* begin Reading passage *

In Defense of Shanghai
Factory Days columnist Lisa Bergson's recent report from the smog shrouded heart of Shanghai drew a deluge of reader mail (see BW Online, 11/22/02, "The Great Pall of China"). Some readers consoled her with the news that the city's eye-watering pollution has actually improved over recent years, and many pointed out that other Chinese cities are even worse.
What follows are edited excerpts from some of thsee letters. In all cases, since the Chinese writers were often critical of Beijing's policies and did not put pen to paper in the expectation that their words would be published, BusinessWeek Online has used only first names:
From Neville, a Chinese student at a leading U.S. B-School: "I deeply share your concerns of China's environment degradation. At the same time, I view it as a painful price to pay in China's struggle out of the communist shadows and toward a new direction and new identity. It is very regrettable that China seems to follow the path of 'pollution then treatment' adopted by other industrialized countries decades ago. It may be the path of least resistance for political leaders as they are confronted with the enormous pressure of rising unemployment. To some decisionmakers, the pollution as the lesser of two evils.

* end Reading passage *

Problem 1:
Condense the paragraph of the Shanghai smog article that begins "Factory Days columnist" into a short bulleted list that keeps its main facts.

* begin Raw data *

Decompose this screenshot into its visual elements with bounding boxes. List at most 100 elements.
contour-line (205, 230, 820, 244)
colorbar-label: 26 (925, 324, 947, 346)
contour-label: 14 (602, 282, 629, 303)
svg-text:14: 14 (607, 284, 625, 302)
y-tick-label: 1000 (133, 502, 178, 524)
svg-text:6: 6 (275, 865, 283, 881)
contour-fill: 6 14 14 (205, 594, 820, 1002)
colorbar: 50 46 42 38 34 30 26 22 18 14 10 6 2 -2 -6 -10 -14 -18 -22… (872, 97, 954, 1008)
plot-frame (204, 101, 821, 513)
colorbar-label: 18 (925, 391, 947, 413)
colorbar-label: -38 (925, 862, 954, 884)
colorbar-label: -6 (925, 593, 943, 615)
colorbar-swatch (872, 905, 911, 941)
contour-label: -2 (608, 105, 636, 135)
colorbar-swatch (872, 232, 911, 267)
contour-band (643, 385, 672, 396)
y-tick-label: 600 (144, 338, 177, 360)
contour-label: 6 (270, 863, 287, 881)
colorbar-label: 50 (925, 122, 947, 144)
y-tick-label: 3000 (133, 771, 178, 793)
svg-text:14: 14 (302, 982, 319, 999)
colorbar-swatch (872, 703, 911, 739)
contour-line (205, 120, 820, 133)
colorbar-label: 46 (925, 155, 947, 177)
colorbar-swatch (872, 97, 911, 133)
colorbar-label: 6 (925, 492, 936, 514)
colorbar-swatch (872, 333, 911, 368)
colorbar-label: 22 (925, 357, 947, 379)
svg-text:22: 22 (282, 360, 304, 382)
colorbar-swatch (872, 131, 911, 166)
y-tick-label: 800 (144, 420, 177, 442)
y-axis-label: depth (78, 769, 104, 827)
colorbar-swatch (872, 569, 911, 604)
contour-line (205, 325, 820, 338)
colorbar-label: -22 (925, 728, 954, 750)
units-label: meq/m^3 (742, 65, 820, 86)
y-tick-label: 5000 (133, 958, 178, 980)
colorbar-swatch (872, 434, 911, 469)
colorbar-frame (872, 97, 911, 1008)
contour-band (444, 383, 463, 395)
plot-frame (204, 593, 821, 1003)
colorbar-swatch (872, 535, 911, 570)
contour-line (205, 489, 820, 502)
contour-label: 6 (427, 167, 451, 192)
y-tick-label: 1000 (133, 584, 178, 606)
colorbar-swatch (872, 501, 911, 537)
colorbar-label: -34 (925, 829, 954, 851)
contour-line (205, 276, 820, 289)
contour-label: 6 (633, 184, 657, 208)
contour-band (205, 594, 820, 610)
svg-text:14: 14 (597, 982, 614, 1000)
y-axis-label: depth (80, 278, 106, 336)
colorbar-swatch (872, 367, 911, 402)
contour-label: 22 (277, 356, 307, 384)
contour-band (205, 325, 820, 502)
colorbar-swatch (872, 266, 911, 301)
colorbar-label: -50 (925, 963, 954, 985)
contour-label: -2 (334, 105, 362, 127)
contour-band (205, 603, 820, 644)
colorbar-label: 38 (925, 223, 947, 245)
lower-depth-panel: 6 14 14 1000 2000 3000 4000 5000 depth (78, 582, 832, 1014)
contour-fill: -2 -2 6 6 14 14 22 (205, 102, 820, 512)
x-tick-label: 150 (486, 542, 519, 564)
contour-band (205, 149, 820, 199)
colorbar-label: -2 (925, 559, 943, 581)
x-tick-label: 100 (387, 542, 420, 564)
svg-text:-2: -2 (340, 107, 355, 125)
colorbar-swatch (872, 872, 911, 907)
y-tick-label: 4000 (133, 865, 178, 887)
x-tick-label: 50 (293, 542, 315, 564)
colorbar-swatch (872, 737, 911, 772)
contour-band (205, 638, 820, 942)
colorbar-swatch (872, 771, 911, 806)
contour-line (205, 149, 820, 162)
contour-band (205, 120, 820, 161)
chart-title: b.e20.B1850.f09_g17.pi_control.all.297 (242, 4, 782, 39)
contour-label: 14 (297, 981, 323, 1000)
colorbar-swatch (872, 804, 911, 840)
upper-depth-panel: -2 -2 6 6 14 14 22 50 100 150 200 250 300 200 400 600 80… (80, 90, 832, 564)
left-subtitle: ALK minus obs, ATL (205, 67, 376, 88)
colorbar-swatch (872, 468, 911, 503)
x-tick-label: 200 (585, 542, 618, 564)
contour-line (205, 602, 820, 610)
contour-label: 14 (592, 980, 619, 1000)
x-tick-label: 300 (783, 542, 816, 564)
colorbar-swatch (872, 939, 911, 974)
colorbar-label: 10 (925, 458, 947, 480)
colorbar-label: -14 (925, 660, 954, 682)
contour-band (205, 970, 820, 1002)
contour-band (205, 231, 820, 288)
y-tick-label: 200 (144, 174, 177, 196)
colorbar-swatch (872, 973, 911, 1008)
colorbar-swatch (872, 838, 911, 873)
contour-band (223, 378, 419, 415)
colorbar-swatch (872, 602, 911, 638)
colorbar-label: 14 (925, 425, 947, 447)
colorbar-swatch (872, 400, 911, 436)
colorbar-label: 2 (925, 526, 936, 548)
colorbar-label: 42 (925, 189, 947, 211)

* end Raw data *

Problem 2:
Display every line of the records that contains the string "fill".

Correct answer 1:
- Factory Days columnist Lisa Bergson reported from the smog-shrouded heart of Shanghai ("The Great Pall of China," BW Online, 11/22/02).
- The report drew a deluge of reader mail.
- Some readers said the city's pollution has improved in recent years.
- Many readers said other Chinese cities are even worse.

Correct answer 2:
contour-fill: 6 14 14 (205, 594, 820, 1002)
contour-fill: -2 -2 6 6 14 14 22 (205, 102, 820, 512)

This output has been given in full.